---- SUPPLIED MATERIAL

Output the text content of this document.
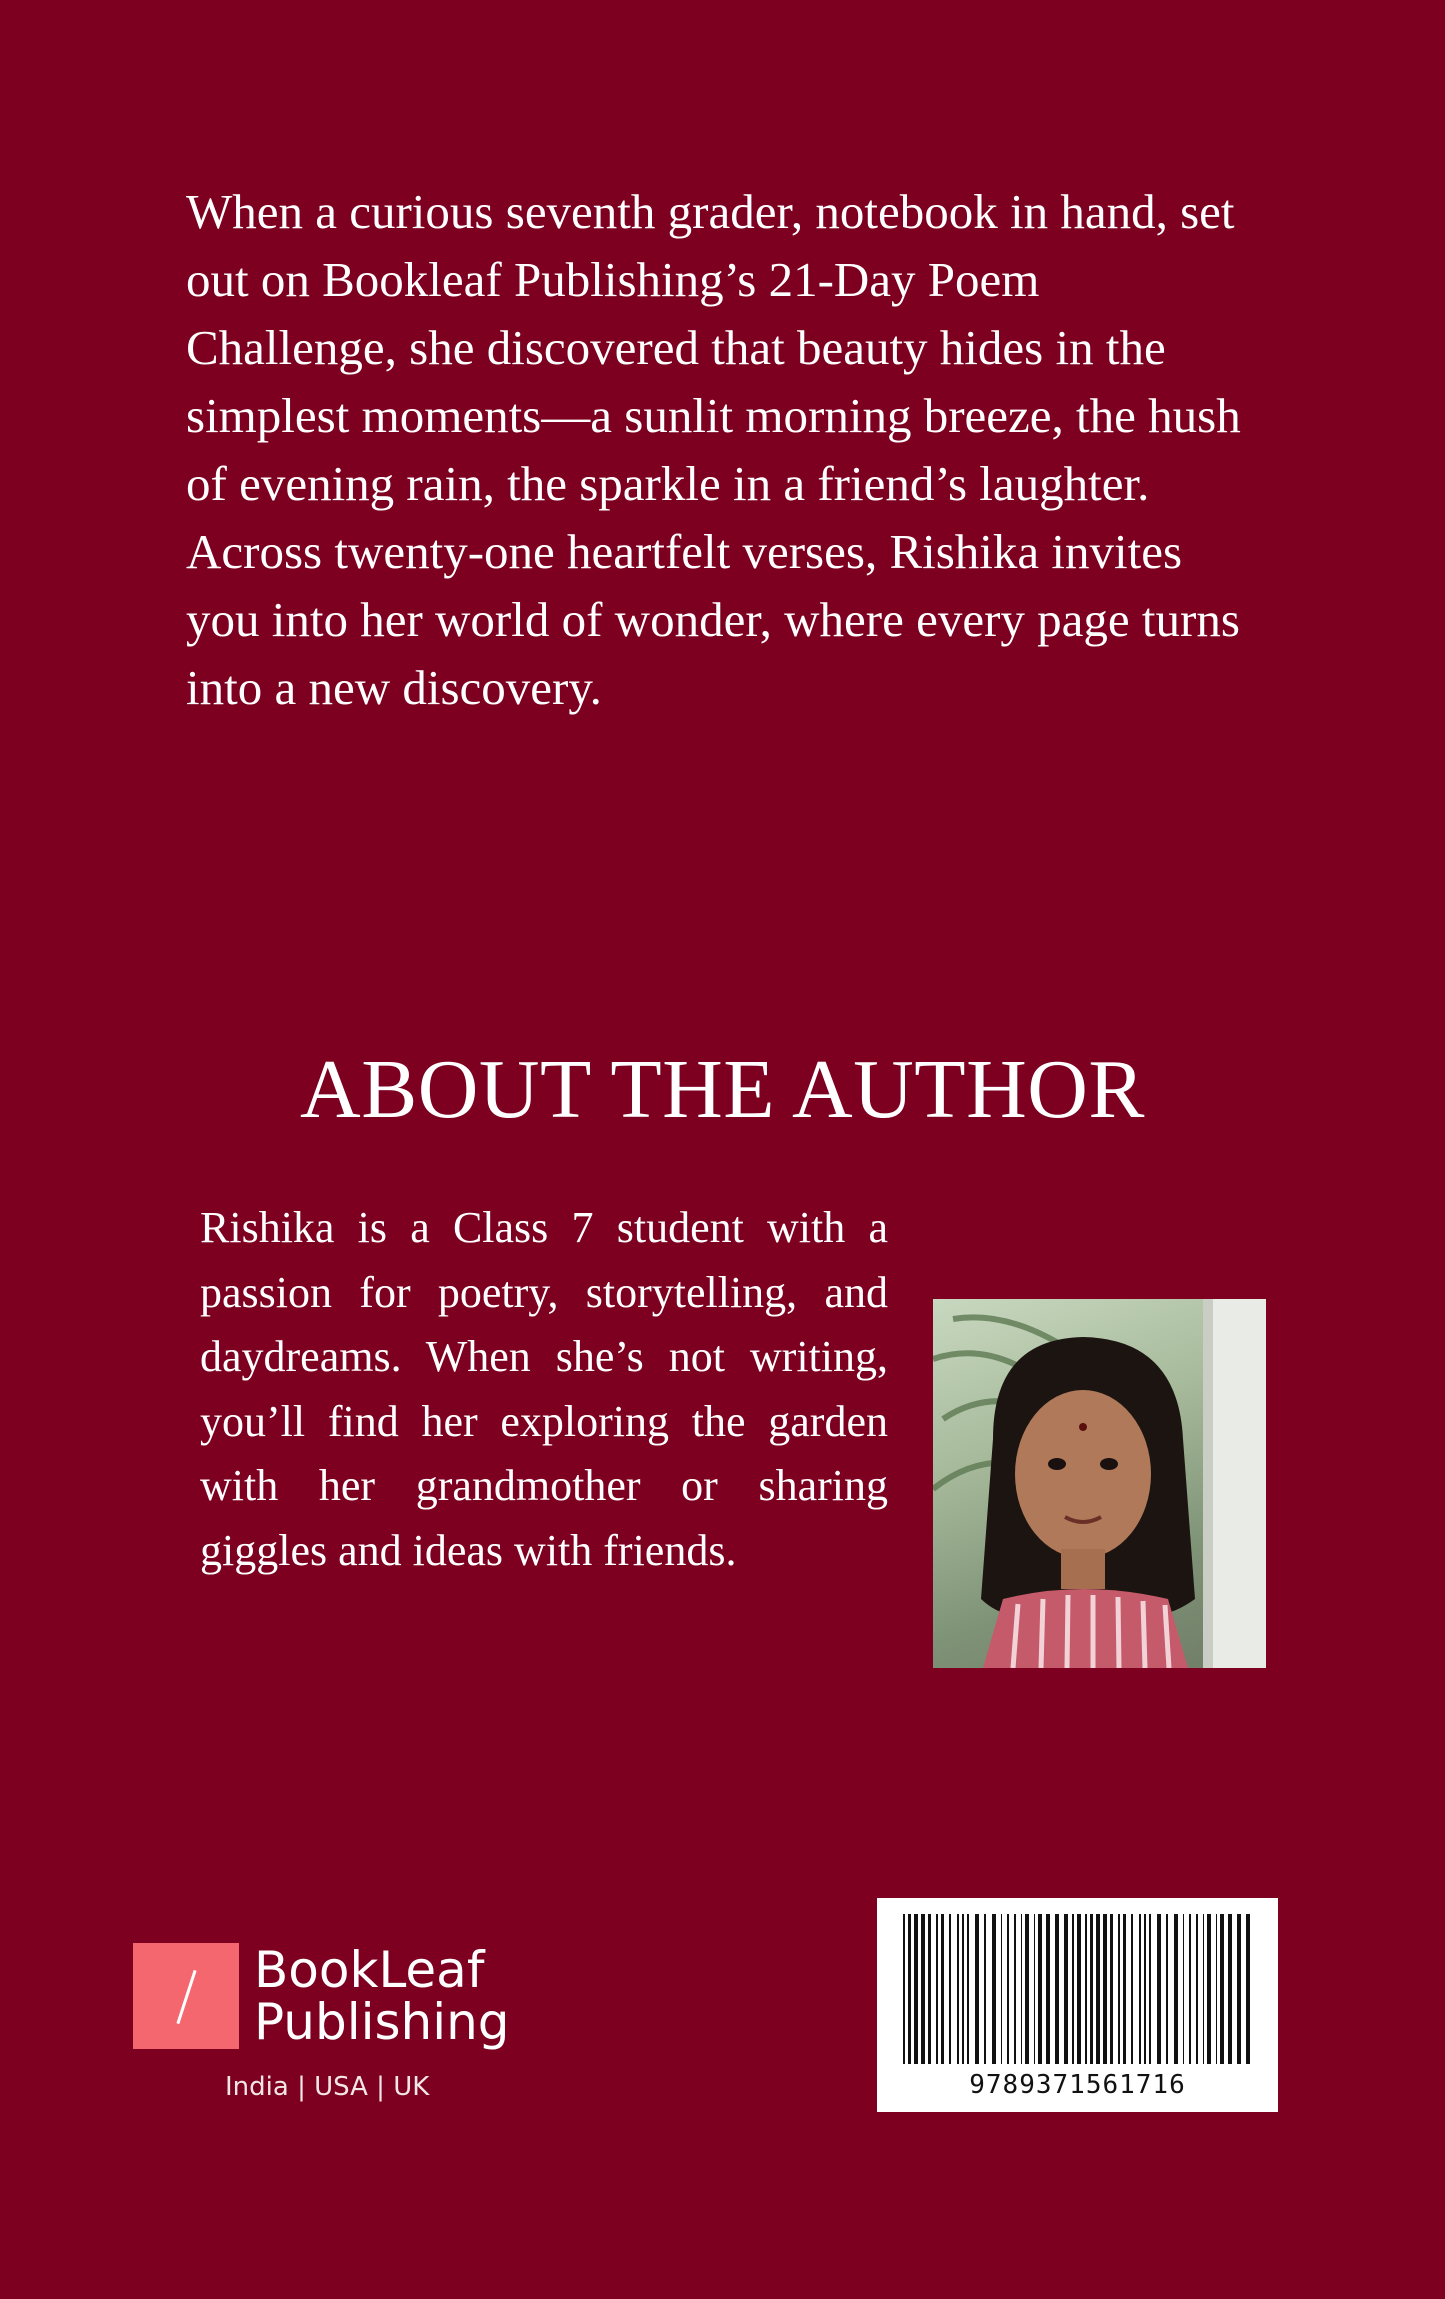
When a curious seventh grader, notebook in hand, set out on Bookleaf Publishing’s 21-Day Poem Challenge, she discovered that beauty hides in the simplest moments—a sunlit morning breeze, the hush of evening rain, the sparkle in a friend’s laughter. Across twenty-one heartfelt verses, Rishika invites you into her world of wonder, where every page turns into a new discovery.

ABOUT THE AUTHOR

Rishika is a Class 7 student with a passion for poetry, storytelling, and daydreams. When she’s not writing, you’ll find her exploring the garden with her grandmother or sharing giggles and ideas with friends.

BookLeaf
Publishing
India | USA | UK	9789371561716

--------

#### [GOAL]
Keep the pictures out of the copy and write out the data exactly as it stands.

#### [EXERCISE OUTPUT]
Output the text content of this document.
When a curious seventh grader, notebook in hand, set out on Bookleaf Publishing’s 21-Day Poem Challenge, she discovered that beauty hides in the simplest moments—a sunlit morning breeze, the hush of evening rain, the sparkle in a friend’s laughter. Across twenty-one heartfelt verses, Rishika invites you into her world of wonder, where every page turns into a new discovery.

ABOUT THE AUTHOR

Rishika is a Class 7 student with a passion for poetry, storytelling, and daydreams. When she’s not writing, you’ll find her exploring the garden with her grandmother or sharing giggles and ideas with friends.

BookLeaf
Publishing
India | USA | UK	9789371561716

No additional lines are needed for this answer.